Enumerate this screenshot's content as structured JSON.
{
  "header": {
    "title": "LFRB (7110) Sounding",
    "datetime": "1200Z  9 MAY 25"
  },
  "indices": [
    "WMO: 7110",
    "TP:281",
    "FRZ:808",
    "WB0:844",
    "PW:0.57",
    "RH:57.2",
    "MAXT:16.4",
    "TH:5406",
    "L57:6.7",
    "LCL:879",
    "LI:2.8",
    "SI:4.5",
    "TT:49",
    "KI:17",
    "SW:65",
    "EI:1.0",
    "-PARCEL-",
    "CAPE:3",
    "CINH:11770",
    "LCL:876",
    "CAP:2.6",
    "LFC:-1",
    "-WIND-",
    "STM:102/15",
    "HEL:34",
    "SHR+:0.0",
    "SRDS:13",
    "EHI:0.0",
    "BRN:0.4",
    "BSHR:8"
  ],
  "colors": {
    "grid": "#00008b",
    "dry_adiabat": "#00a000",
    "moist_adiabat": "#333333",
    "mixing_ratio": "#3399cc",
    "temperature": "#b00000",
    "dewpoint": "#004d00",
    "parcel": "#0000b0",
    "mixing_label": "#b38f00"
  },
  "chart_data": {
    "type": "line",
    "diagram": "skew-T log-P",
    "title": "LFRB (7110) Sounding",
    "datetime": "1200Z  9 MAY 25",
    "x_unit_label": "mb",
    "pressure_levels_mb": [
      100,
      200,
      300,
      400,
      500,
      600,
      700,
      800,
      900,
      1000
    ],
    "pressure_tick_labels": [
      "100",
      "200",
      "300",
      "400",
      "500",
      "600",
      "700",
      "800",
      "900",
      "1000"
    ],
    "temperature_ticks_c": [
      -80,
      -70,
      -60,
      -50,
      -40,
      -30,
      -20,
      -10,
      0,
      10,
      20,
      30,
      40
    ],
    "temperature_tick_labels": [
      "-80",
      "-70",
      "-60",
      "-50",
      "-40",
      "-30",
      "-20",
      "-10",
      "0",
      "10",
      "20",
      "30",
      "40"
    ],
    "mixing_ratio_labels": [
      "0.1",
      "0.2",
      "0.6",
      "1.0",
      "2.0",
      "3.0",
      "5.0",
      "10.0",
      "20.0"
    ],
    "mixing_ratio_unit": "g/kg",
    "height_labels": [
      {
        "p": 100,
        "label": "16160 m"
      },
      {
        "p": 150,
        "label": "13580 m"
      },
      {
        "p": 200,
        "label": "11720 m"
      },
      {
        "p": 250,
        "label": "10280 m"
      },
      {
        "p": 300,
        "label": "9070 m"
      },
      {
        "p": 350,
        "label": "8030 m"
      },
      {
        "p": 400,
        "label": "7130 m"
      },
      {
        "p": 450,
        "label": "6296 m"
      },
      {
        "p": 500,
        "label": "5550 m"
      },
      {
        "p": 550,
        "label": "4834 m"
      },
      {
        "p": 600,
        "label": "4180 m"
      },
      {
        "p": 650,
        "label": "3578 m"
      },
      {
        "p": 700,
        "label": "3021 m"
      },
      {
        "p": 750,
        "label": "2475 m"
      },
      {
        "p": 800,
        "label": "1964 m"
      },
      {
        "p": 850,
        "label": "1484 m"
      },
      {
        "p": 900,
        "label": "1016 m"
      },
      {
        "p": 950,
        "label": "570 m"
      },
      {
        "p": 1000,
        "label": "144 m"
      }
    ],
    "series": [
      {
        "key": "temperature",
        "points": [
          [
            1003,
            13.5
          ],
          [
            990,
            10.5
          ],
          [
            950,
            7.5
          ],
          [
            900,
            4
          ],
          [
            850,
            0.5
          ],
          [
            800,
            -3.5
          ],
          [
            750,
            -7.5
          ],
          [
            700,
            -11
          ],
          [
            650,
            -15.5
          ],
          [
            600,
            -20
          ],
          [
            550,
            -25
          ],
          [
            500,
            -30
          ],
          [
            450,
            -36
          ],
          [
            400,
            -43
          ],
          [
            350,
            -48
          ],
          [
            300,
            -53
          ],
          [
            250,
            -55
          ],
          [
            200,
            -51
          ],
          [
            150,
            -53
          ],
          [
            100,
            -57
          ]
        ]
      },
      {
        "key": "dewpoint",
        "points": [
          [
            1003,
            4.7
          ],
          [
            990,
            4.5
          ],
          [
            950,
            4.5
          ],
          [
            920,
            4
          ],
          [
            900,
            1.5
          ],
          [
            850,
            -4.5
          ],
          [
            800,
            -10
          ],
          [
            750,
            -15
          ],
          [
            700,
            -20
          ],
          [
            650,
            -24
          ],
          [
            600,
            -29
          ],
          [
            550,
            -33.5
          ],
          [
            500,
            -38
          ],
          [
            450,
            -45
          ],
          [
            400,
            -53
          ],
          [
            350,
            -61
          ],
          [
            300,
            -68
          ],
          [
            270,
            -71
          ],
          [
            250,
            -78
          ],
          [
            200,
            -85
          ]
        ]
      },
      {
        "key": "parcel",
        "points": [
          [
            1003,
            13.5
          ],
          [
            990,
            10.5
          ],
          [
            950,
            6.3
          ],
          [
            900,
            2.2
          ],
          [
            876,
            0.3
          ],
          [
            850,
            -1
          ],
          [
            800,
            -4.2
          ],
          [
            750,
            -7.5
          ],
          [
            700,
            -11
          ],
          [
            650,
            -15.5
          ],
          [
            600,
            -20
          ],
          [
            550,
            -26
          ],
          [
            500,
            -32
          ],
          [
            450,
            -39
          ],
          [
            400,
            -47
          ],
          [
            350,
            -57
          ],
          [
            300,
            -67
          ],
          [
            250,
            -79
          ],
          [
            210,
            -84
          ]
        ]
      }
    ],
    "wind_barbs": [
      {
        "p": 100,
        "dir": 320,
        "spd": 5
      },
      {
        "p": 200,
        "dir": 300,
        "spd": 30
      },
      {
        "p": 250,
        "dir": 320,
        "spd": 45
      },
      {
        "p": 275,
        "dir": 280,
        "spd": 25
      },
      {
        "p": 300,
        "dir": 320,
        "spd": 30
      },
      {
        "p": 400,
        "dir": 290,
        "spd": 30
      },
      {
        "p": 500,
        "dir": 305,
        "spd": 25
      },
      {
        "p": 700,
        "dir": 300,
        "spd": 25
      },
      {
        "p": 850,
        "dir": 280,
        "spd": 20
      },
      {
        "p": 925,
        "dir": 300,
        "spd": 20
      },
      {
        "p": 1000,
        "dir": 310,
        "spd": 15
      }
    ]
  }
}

****************

### AIM
Each record must be repeated exactly as it is.

### TASK SOLUTION
Enumerate this screenshot's content as structured JSON.
{
  "header": {
    "title": "LFRB (7110) Sounding",
    "datetime": "1200Z  9 MAY 25"
  },
  "indices": [
    "WMO: 7110",
    "TP:281",
    "FRZ:808",
    "WB0:844",
    "PW:0.57",
    "RH:57.2",
    "MAXT:16.4",
    "TH:5406",
    "L57:6.7",
    "LCL:879",
    "LI:2.8",
    "SI:4.5",
    "TT:49",
    "KI:17",
    "SW:65",
    "EI:1.0",
    "-PARCEL-",
    "CAPE:3",
    "CINH:11770",
    "LCL:876",
    "CAP:2.6",
    "LFC:-1",
    "-WIND-",
    "STM:102/15",
    "HEL:34",
    "SHR+:0.0",
    "SRDS:13",
    "EHI:0.0",
    "BRN:0.4",
    "BSHR:8"
  ],
  "colors": {
    "grid": "#00008b",
    "dry_adiabat": "#00a000",
    "moist_adiabat": "#333333",
    "mixing_ratio": "#3399cc",
    "temperature": "#b00000",
    "dewpoint": "#004d00",
    "parcel": "#0000b0",
    "mixing_label": "#b38f00"
  },
  "chart_data": {
    "type": "line",
    "diagram": "skew-T log-P",
    "title": "LFRB (7110) Sounding",
    "datetime": "1200Z  9 MAY 25",
    "x_unit_label": "mb",
    "pressure_levels_mb": [
      100,
      200,
      300,
      400,
      500,
      600,
      700,
      800,
      900,
      1000
    ],
    "pressure_tick_labels": [
      "100",
      "200",
      "300",
      "400",
      "500",
      "600",
      "700",
      "800",
      "900",
      "1000"
    ],
    "temperature_ticks_c": [
      -80,
      -70,
      -60,
      -50,
      -40,
      -30,
      -20,
      -10,
      0,
      10,
      20,
      30,
      40
    ],
    "temperature_tick_labels": [
      "-80",
      "-70",
      "-60",
      "-50",
      "-40",
      "-30",
      "-20",
      "-10",
      "0",
      "10",
      "20",
      "30",
      "40"
    ],
    "mixing_ratio_labels": [
      "0.1",
      "0.2",
      "0.6",
      "1.0",
      "2.0",
      "3.0",
      "5.0",
      "10.0",
      "20.0"
    ],
    "mixing_ratio_unit": "g/kg",
    "height_labels": [
      {
        "p": 100,
        "label": "16160 m"
      },
      {
        "p": 150,
        "label": "13580 m"
      },
      {
        "p": 200,
        "label": "11720 m"
      },
      {
        "p": 250,
        "label": "10280 m"
      },
      {
        "p": 300,
        "label": "9070 m"
      },
      {
        "p": 350,
        "label": "8030 m"
      },
      {
        "p": 400,
        "label": "7130 m"
      },
      {
        "p": 450,
        "label": "6296 m"
      },
      {
        "p": 500,
        "label": "5550 m"
      },
      {
        "p": 550,
        "label": "4834 m"
      },
      {
        "p": 600,
        "label": "4180 m"
      },
      {
        "p": 650,
        "label": "3578 m"
      },
      {
        "p": 700,
        "label": "3021 m"
      },
      {
        "p": 750,
        "label": "2475 m"
      },
      {
        "p": 800,
        "label": "1964 m"
      },
      {
        "p": 850,
        "label": "1484 m"
      },
      {
        "p": 900,
        "label": "1016 m"
      },
      {
        "p": 950,
        "label": "570 m"
      },
      {
        "p": 1000,
        "label": "144 m"
      }
    ],
    "series": [
      {
        "key": "temperature",
        "points": [
          [
            1003,
            13.5
          ],
          [
            990,
            10.5
          ],
          [
            950,
            7.5
          ],
          [
            900,
            4
          ],
          [
            850,
            0.5
          ],
          [
            800,
            -3.5
          ],
          [
            750,
            -7.5
          ],
          [
            700,
            -11
          ],
          [
            650,
            -15.5
          ],
          [
            600,
            -20
          ],
          [
            550,
            -25
          ],
          [
            500,
            -30
          ],
          [
            450,
            -36
          ],
          [
            400,
            -43
          ],
          [
            350,
            -48
          ],
          [
            300,
            -53
          ],
          [
            250,
            -55
          ],
          [
            200,
            -51
          ],
          [
            150,
            -53
          ],
          [
            100,
            -57
          ]
        ]
      },
      {
        "key": "dewpoint",
        "points": [
          [
            1003,
            4.7
          ],
          [
            990,
            4.5
          ],
          [
            950,
            4.5
          ],
          [
            920,
            4
          ],
          [
            900,
            1.5
          ],
          [
            850,
            -4.5
          ],
          [
            800,
            -10
          ],
          [
            750,
            -15
          ],
          [
            700,
            -20
          ],
          [
            650,
            -24
          ],
          [
            600,
            -29
          ],
          [
            550,
            -33.5
          ],
          [
            500,
            -38
          ],
          [
            450,
            -45
          ],
          [
            400,
            -53
          ],
          [
            350,
            -61
          ],
          [
            300,
            -68
          ],
          [
            270,
            -71
          ],
          [
            250,
            -78
          ],
          [
            200,
            -85
          ]
        ]
      },
      {
        "key": "parcel",
        "points": [
          [
            1003,
            13.5
          ],
          [
            990,
            10.5
          ],
          [
            950,
            6.3
          ],
          [
            900,
            2.2
          ],
          [
            876,
            0.3
          ],
          [
            850,
            -1
          ],
          [
            800,
            -4.2
          ],
          [
            750,
            -7.5
          ],
          [
            700,
            -11
          ],
          [
            650,
            -15.5
          ],
          [
            600,
            -20
          ],
          [
            550,
            -26
          ],
          [
            500,
            -32
          ],
          [
            450,
            -39
          ],
          [
            400,
            -47
          ],
          [
            350,
            -57
          ],
          [
            300,
            -67
          ],
          [
            250,
            -79
          ],
          [
            210,
            -84
          ]
        ]
      }
    ],
    "wind_barbs": [
      {
        "p": 100,
        "dir": 320,
        "spd": 5
      },
      {
        "p": 200,
        "dir": 300,
        "spd": 30
      },
      {
        "p": 250,
        "dir": 320,
        "spd": 45
      },
      {
        "p": 275,
        "dir": 280,
        "spd": 25
      },
      {
        "p": 300,
        "dir": 320,
        "spd": 30
      },
      {
        "p": 400,
        "dir": 290,
        "spd": 30
      },
      {
        "p": 500,
        "dir": 305,
        "spd": 25
      },
      {
        "p": 700,
        "dir": 300,
        "spd": 25
      },
      {
        "p": 850,
        "dir": 280,
        "spd": 20
      },
      {
        "p": 925,
        "dir": 300,
        "spd": 20
      },
      {
        "p": 1000,
        "dir": 310,
        "spd": 15
      }
    ]
  }
}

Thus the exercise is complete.